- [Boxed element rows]
──────────────────────────────
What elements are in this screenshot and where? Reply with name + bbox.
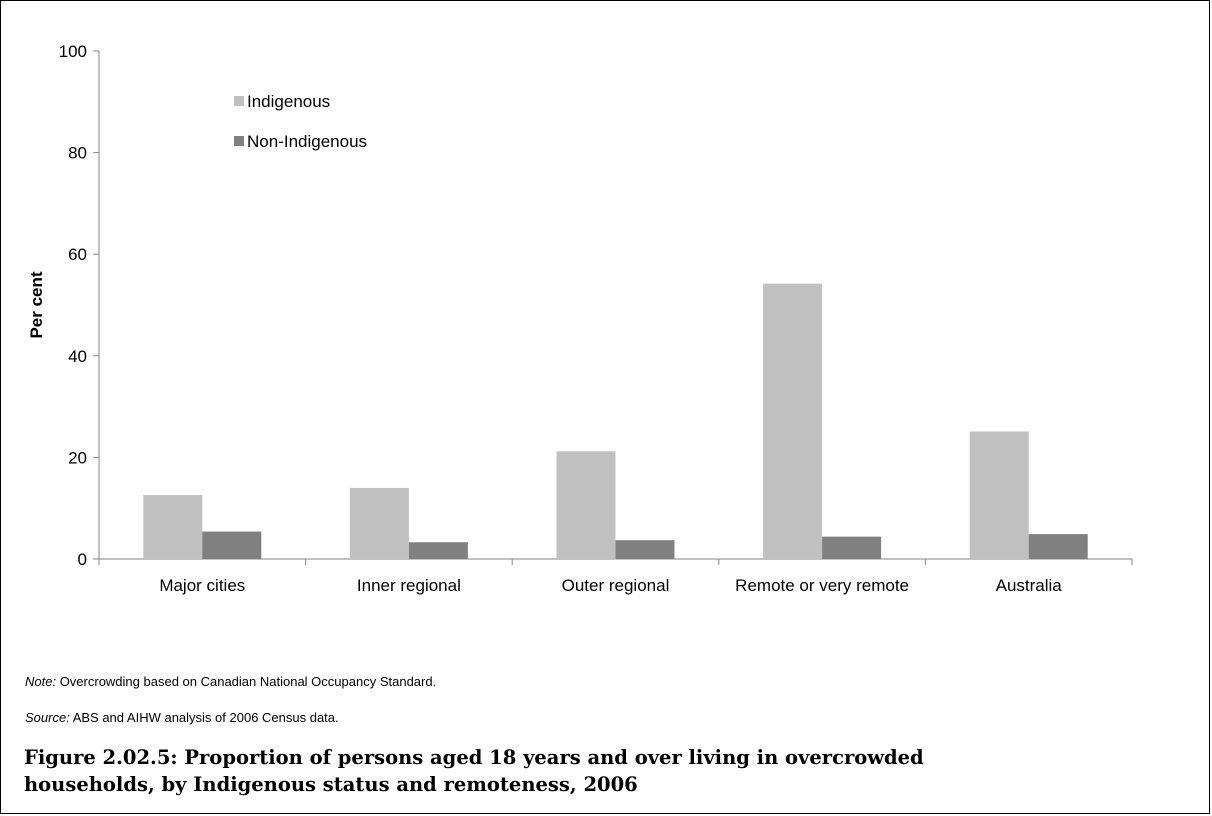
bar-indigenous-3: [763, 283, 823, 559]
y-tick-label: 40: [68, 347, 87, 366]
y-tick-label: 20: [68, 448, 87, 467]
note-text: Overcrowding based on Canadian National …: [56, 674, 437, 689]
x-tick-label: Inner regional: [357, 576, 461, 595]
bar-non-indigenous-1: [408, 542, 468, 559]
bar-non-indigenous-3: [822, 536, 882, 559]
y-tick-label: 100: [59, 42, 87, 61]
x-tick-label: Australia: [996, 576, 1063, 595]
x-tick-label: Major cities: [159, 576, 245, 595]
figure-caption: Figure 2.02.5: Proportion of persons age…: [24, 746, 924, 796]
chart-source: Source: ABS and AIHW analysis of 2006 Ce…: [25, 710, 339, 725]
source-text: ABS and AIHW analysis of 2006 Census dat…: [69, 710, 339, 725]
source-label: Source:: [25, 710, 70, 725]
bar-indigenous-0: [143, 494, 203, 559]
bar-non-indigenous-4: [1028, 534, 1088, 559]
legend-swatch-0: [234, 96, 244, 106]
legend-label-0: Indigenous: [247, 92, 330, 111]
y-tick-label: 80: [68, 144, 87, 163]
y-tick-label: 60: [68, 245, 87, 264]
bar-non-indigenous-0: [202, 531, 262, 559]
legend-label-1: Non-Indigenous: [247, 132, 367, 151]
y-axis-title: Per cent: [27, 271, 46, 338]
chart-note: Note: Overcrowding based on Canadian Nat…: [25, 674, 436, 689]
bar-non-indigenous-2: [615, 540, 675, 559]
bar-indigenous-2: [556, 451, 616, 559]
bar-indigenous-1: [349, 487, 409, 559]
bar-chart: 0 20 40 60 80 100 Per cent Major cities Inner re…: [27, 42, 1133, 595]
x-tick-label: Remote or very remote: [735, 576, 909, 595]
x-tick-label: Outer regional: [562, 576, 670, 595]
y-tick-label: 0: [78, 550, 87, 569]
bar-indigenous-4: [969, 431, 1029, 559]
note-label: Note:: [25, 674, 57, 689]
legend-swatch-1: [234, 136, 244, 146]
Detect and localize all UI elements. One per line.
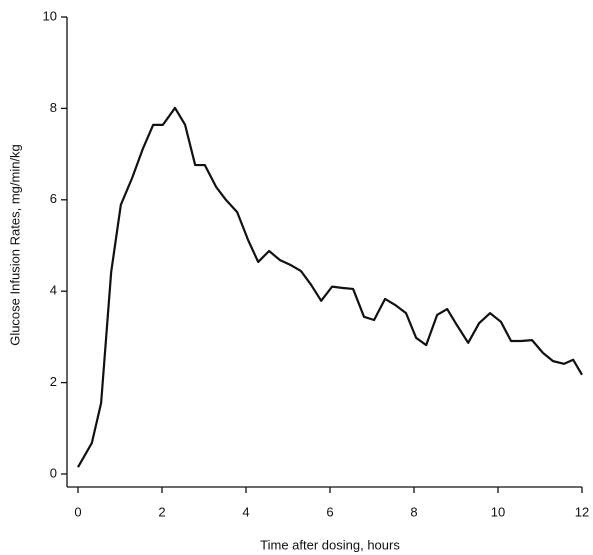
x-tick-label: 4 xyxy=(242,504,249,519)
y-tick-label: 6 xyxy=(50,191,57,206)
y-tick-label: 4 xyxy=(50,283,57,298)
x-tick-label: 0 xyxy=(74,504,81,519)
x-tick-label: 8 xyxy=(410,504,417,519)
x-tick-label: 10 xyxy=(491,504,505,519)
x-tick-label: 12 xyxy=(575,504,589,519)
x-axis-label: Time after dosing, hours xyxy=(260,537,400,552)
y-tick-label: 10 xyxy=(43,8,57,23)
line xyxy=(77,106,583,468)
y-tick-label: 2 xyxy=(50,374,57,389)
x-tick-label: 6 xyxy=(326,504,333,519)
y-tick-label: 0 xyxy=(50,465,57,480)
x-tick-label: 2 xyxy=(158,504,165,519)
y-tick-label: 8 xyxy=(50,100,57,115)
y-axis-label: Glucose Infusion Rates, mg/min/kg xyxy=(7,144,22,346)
──────────────────────────────
- [Exercise requirements]
Quote every line of the rows above without changing a character, but leave out the picture lines.

- [Result of this task]
What elements are in this screenshot and where? Reply with name + bbox.
bar-indigenous-3: [763, 283, 823, 559]
y-tick-label: 40: [68, 347, 87, 366]
y-tick-label: 20: [68, 448, 87, 467]
note-text: Overcrowding based on Canadian National …: [56, 674, 437, 689]
x-tick-label: Inner regional: [357, 576, 461, 595]
bar-non-indigenous-1: [408, 542, 468, 559]
bar-non-indigenous-3: [822, 536, 882, 559]
y-tick-label: 100: [59, 42, 87, 61]
x-tick-label: Australia: [996, 576, 1063, 595]
x-tick-label: Major cities: [159, 576, 245, 595]
figure-caption: Figure 2.02.5: Proportion of persons age…: [24, 746, 924, 796]
chart-source: Source: ABS and AIHW analysis of 2006 Ce…: [25, 710, 339, 725]
source-text: ABS and AIHW analysis of 2006 Census dat…: [69, 710, 339, 725]
source-label: Source:: [25, 710, 70, 725]
bar-indigenous-0: [143, 494, 203, 559]
bar-non-indigenous-4: [1028, 534, 1088, 559]
legend-swatch-0: [234, 96, 244, 106]
legend-label-0: Indigenous: [247, 92, 330, 111]
y-tick-label: 80: [68, 144, 87, 163]
y-tick-label: 60: [68, 245, 87, 264]
bar-non-indigenous-0: [202, 531, 262, 559]
legend-label-1: Non-Indigenous: [247, 132, 367, 151]
y-axis-title: Per cent: [27, 271, 46, 338]
chart-note: Note: Overcrowding based on Canadian Nat…: [25, 674, 436, 689]
bar-non-indigenous-2: [615, 540, 675, 559]
bar-indigenous-2: [556, 451, 616, 559]
bar-indigenous-1: [349, 487, 409, 559]
bar-chart: 0 20 40 60 80 100 Per cent Major cities Inner re…: [27, 42, 1133, 595]
x-tick-label: Remote or very remote: [735, 576, 909, 595]
x-tick-label: Outer regional: [562, 576, 670, 595]
y-tick-label: 0: [78, 550, 87, 569]
bar-indigenous-4: [969, 431, 1029, 559]
note-label: Note:: [25, 674, 57, 689]
legend-swatch-1: [234, 136, 244, 146]
Detect and localize all UI elements. One per line.
x-tick-label: 4 xyxy=(242,504,249,519)
y-tick-label: 6 xyxy=(50,191,57,206)
y-tick-label: 4 xyxy=(50,283,57,298)
x-tick-label: 0 xyxy=(74,504,81,519)
x-tick-label: 8 xyxy=(410,504,417,519)
x-tick-label: 10 xyxy=(491,504,505,519)
x-tick-label: 12 xyxy=(575,504,589,519)
x-axis-label: Time after dosing, hours xyxy=(260,537,400,552)
y-tick-label: 10 xyxy=(43,8,57,23)
line xyxy=(77,106,583,468)
y-tick-label: 2 xyxy=(50,374,57,389)
x-tick-label: 6 xyxy=(326,504,333,519)
y-tick-label: 0 xyxy=(50,465,57,480)
x-tick-label: 2 xyxy=(158,504,165,519)
y-tick-label: 8 xyxy=(50,100,57,115)
y-axis-label: Glucose Infusion Rates, mg/min/kg xyxy=(7,144,22,346)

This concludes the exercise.